» **PROBLEM REQUIREMENTS**
In the listing below, count the lines containing the string "this" and state only the number.

Dataset items
········

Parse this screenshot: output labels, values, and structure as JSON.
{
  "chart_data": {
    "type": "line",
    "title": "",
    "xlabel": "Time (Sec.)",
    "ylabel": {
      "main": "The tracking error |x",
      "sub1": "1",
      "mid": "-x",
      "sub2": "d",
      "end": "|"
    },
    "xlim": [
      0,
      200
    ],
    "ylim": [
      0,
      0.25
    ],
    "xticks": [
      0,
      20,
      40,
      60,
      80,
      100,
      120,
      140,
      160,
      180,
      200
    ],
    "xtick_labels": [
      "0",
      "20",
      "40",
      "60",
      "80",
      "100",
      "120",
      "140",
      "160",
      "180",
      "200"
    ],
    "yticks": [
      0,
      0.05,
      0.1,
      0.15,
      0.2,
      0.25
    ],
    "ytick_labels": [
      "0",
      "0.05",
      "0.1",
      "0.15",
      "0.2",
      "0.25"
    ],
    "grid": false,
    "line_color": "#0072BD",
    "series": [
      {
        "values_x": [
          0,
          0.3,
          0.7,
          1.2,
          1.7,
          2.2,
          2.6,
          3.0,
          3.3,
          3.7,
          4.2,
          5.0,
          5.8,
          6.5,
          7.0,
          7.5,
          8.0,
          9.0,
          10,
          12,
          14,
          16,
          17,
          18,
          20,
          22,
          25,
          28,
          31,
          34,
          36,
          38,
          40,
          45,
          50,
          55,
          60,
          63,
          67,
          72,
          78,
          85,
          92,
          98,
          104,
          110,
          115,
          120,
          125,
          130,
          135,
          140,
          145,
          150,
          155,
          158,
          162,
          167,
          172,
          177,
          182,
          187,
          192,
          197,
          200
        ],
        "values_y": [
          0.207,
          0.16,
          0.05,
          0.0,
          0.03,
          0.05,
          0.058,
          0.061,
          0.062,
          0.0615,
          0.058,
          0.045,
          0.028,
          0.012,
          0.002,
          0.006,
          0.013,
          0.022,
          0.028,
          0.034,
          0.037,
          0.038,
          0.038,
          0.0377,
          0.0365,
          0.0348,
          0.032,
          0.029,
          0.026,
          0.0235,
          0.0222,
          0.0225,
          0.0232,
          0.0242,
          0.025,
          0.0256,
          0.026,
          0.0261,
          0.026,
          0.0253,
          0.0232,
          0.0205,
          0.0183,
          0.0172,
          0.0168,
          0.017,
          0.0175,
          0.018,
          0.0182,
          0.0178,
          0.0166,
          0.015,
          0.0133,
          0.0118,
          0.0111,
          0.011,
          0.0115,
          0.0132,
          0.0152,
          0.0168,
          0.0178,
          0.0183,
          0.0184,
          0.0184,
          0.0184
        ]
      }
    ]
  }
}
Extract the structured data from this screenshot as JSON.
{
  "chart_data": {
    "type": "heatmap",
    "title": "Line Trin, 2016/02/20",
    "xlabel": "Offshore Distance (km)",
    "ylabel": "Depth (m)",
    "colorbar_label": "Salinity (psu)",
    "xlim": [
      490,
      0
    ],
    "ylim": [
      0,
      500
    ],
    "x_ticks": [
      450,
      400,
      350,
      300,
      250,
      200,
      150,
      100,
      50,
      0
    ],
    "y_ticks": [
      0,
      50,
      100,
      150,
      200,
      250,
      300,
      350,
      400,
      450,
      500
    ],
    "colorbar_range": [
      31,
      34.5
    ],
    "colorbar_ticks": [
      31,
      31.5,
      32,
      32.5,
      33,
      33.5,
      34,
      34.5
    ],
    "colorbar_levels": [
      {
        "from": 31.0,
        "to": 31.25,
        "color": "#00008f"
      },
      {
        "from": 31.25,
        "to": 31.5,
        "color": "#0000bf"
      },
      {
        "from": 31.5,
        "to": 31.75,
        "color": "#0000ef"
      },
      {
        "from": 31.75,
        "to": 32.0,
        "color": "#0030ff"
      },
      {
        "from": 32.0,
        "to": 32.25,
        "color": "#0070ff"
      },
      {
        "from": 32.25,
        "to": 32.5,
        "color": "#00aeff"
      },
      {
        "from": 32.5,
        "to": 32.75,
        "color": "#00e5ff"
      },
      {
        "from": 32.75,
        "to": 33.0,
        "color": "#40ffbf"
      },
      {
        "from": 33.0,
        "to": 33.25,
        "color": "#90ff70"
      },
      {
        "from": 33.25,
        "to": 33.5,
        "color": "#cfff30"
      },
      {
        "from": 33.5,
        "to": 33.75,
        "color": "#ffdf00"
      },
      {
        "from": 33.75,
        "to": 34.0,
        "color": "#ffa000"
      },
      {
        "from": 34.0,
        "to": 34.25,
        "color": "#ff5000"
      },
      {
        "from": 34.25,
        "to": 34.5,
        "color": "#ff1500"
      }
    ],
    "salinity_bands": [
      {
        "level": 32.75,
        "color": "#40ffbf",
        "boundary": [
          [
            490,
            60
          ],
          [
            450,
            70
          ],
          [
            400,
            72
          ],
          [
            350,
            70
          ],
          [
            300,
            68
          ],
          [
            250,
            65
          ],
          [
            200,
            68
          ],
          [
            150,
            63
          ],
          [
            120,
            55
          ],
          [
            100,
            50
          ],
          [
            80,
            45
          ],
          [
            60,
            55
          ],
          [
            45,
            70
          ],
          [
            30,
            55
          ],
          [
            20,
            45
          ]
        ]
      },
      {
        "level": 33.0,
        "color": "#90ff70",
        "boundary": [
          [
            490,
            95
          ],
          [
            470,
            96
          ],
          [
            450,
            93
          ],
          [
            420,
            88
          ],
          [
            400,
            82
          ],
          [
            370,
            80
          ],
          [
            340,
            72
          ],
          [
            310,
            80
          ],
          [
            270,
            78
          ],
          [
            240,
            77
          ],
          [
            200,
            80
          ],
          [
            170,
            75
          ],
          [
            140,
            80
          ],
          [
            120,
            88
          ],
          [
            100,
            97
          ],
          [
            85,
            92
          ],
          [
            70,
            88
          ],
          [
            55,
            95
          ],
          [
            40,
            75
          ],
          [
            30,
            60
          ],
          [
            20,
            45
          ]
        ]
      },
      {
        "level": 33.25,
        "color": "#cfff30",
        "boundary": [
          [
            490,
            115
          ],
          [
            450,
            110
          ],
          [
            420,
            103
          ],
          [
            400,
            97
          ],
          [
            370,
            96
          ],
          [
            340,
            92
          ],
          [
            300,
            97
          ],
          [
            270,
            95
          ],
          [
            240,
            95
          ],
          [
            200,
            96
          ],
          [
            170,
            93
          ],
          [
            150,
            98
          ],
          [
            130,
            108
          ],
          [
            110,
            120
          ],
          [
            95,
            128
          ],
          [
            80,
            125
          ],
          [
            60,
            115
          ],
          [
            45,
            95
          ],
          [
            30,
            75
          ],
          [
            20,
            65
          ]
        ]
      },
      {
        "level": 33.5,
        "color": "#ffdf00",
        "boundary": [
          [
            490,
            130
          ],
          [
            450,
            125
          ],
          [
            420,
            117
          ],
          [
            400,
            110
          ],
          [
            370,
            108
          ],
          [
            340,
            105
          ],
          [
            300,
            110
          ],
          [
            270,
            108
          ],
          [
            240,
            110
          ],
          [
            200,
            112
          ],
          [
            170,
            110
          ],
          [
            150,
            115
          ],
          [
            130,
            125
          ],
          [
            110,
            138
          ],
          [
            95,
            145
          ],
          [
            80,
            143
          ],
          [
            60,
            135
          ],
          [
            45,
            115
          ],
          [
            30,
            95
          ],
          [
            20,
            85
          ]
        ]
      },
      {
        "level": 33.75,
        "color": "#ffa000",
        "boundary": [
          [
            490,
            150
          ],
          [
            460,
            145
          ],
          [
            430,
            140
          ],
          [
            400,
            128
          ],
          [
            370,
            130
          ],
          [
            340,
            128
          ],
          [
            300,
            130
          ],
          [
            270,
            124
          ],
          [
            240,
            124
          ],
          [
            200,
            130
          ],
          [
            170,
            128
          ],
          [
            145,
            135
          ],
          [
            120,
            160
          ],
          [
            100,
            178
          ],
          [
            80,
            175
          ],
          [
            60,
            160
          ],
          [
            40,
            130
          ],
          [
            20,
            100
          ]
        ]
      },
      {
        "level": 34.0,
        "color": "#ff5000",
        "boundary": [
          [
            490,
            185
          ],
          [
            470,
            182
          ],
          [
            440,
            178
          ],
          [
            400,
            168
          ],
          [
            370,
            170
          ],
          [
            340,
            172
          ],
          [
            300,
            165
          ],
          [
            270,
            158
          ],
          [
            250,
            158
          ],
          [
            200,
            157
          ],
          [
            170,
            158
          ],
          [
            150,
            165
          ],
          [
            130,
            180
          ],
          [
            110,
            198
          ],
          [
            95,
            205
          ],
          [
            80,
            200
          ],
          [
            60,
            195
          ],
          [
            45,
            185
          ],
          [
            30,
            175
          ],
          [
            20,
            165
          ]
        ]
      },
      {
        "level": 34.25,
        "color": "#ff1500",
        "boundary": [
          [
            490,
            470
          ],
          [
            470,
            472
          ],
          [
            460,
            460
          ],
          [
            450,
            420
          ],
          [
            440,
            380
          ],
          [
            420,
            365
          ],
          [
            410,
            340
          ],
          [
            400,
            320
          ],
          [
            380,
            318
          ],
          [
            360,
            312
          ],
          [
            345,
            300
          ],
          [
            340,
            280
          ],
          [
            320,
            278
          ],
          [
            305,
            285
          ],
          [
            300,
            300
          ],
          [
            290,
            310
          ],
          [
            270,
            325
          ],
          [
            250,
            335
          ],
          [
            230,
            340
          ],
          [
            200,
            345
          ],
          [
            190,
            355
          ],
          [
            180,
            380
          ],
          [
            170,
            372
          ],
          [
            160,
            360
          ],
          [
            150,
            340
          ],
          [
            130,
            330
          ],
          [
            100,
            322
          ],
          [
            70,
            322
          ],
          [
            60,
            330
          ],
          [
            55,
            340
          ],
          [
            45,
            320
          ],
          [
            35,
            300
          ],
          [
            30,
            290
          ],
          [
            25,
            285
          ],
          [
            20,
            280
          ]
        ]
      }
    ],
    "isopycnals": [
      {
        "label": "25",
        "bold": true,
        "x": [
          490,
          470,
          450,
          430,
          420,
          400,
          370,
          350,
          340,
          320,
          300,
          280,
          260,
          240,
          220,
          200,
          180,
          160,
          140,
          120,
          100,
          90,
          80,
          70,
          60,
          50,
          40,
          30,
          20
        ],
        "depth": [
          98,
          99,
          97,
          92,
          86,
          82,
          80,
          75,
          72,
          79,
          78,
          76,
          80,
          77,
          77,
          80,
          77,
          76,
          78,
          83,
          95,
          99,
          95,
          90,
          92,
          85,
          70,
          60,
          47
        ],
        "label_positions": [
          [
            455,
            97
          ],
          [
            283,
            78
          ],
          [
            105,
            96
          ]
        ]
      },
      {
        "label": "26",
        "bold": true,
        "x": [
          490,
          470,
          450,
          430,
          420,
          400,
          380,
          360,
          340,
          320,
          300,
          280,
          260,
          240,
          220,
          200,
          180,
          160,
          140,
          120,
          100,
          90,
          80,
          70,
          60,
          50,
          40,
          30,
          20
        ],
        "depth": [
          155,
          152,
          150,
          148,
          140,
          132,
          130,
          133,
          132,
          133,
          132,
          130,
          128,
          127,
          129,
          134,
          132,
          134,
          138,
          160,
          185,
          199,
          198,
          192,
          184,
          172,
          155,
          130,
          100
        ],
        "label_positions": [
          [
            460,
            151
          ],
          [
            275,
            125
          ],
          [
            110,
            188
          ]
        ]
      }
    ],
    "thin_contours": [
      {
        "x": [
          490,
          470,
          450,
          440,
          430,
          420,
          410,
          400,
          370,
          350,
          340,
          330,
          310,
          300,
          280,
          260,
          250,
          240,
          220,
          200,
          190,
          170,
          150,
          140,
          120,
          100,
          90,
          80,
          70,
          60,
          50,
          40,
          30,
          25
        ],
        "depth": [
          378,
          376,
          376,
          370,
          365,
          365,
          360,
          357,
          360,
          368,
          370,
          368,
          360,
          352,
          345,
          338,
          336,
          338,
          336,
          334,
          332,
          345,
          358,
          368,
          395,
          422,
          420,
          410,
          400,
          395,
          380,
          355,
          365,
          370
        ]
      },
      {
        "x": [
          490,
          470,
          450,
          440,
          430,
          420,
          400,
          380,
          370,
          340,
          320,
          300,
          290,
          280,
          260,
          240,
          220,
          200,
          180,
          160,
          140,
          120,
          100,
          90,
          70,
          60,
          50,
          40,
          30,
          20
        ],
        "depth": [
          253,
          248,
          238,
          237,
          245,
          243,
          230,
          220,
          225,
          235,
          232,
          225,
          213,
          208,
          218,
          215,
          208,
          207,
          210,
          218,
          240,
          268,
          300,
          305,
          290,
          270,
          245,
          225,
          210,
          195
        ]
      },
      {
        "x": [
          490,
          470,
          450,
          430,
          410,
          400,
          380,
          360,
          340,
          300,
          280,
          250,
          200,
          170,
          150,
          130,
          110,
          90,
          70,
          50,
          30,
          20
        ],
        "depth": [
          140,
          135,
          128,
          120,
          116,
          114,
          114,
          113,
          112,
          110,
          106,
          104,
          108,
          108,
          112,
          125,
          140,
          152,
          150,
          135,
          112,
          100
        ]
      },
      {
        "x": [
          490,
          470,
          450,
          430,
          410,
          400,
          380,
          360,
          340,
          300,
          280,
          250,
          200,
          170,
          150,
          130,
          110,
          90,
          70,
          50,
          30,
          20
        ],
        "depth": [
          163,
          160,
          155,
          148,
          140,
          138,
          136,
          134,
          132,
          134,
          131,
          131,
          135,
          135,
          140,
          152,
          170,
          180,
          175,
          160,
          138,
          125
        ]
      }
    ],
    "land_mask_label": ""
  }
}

········

» **ANSWER TO THE PROBLEM**
2